▶ [Dataset excerpts]:

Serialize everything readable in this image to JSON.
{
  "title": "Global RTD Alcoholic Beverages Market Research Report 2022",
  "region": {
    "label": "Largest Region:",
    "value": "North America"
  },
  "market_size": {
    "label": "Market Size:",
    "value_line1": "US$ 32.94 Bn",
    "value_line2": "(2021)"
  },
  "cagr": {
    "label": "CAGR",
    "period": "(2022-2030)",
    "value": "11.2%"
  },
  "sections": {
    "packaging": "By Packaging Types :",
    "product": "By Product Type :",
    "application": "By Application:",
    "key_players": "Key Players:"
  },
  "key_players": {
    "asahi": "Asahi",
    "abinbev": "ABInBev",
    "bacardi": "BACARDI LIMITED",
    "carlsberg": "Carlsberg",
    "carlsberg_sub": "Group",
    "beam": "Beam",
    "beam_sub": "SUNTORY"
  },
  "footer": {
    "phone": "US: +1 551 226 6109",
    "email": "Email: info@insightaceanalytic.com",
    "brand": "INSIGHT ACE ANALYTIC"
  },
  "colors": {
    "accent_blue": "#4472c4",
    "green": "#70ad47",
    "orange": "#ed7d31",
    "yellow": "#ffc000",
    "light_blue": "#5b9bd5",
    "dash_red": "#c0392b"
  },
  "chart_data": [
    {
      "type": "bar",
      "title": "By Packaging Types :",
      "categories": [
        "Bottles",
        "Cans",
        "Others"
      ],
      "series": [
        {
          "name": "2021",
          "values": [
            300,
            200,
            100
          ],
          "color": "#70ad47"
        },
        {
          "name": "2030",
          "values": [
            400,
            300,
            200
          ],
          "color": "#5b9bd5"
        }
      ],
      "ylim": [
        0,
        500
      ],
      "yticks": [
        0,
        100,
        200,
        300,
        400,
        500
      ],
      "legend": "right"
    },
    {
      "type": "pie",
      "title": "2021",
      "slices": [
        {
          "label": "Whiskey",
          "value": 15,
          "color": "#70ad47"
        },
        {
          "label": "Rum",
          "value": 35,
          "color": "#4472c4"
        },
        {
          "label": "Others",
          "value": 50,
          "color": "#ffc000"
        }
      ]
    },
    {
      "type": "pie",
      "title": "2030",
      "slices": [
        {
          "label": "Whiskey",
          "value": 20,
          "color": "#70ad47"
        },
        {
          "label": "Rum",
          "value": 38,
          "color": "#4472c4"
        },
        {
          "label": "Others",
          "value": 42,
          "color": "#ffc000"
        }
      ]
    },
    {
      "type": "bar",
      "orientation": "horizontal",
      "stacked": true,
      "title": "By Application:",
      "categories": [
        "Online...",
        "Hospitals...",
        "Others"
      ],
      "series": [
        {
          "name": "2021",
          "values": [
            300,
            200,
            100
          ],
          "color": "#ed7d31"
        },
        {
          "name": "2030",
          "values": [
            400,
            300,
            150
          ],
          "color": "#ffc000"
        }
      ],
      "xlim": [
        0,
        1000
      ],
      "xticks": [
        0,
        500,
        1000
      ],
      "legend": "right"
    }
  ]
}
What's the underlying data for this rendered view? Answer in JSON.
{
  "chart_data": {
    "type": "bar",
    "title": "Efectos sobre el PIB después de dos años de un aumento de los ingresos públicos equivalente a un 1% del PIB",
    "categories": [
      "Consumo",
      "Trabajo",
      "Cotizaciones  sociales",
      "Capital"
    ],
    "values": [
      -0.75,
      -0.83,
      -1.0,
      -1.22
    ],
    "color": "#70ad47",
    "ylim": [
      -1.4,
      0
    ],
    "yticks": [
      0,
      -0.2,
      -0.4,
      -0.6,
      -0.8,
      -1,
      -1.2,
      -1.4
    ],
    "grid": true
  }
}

▶ [Exercise goal]: Write out every entry verbatim.

▶ [Exercise solution]:
Serialize everything readable in this image to JSON.
{
  "title": "Global RTD Alcoholic Beverages Market Research Report 2022",
  "region": {
    "label": "Largest Region:",
    "value": "North America"
  },
  "market_size": {
    "label": "Market Size:",
    "value_line1": "US$ 32.94 Bn",
    "value_line2": "(2021)"
  },
  "cagr": {
    "label": "CAGR",
    "period": "(2022-2030)",
    "value": "11.2%"
  },
  "sections": {
    "packaging": "By Packaging Types :",
    "product": "By Product Type :",
    "application": "By Application:",
    "key_players": "Key Players:"
  },
  "key_players": {
    "asahi": "Asahi",
    "abinbev": "ABInBev",
    "bacardi": "BACARDI LIMITED",
    "carlsberg": "Carlsberg",
    "carlsberg_sub": "Group",
    "beam": "Beam",
    "beam_sub": "SUNTORY"
  },
  "footer": {
    "phone": "US: +1 551 226 6109",
    "email": "Email: info@insightaceanalytic.com",
    "brand": "INSIGHT ACE ANALYTIC"
  },
  "colors": {
    "accent_blue": "#4472c4",
    "green": "#70ad47",
    "orange": "#ed7d31",
    "yellow": "#ffc000",
    "light_blue": "#5b9bd5",
    "dash_red": "#c0392b"
  },
  "chart_data": [
    {
      "type": "bar",
      "title": "By Packaging Types :",
      "categories": [
        "Bottles",
        "Cans",
        "Others"
      ],
      "series": [
        {
          "name": "2021",
          "values": [
            300,
            200,
            100
          ],
          "color": "#70ad47"
        },
        {
          "name": "2030",
          "values": [
            400,
            300,
            200
          ],
          "color": "#5b9bd5"
        }
      ],
      "ylim": [
        0,
        500
      ],
      "yticks": [
        0,
        100,
        200,
        300,
        400,
        500
      ],
      "legend": "right"
    },
    {
      "type": "pie",
      "title": "2021",
      "slices": [
        {
          "label": "Whiskey",
          "value": 15,
          "color": "#70ad47"
        },
        {
          "label": "Rum",
          "value": 35,
          "color": "#4472c4"
        },
        {
          "label": "Others",
          "value": 50,
          "color": "#ffc000"
        }
      ]
    },
    {
      "type": "pie",
      "title": "2030",
      "slices": [
        {
          "label": "Whiskey",
          "value": 20,
          "color": "#70ad47"
        },
        {
          "label": "Rum",
          "value": 38,
          "color": "#4472c4"
        },
        {
          "label": "Others",
          "value": 42,
          "color": "#ffc000"
        }
      ]
    },
    {
      "type": "bar",
      "orientation": "horizontal",
      "stacked": true,
      "title": "By Application:",
      "categories": [
        "Online...",
        "Hospitals...",
        "Others"
      ],
      "series": [
        {
          "name": "2021",
          "values": [
            300,
            200,
            100
          ],
          "color": "#ed7d31"
        },
        {
          "name": "2030",
          "values": [
            400,
            300,
            150
          ],
          "color": "#ffc000"
        }
      ],
      "xlim": [
        0,
        1000
      ],
      "xticks": [
        0,
        500,
        1000
      ],
      "legend": "right"
    }
  ]
}
What's the underlying data for this rendered view? Answer in JSON.
{
  "chart_data": {
    "type": "bar",
    "title": "Efectos sobre el PIB después de dos años de un aumento de los ingresos públicos equivalente a un 1% del PIB",
    "categories": [
      "Consumo",
      "Trabajo",
      "Cotizaciones  sociales",
      "Capital"
    ],
    "values": [
      -0.75,
      -0.83,
      -1.0,
      -1.22
    ],
    "color": "#70ad47",
    "ylim": [
      -1.4,
      0
    ],
    "yticks": [
      0,
      -0.2,
      -0.4,
      -0.6,
      -0.8,
      -1,
      -1.2,
      -1.4
    ],
    "grid": true
  }
}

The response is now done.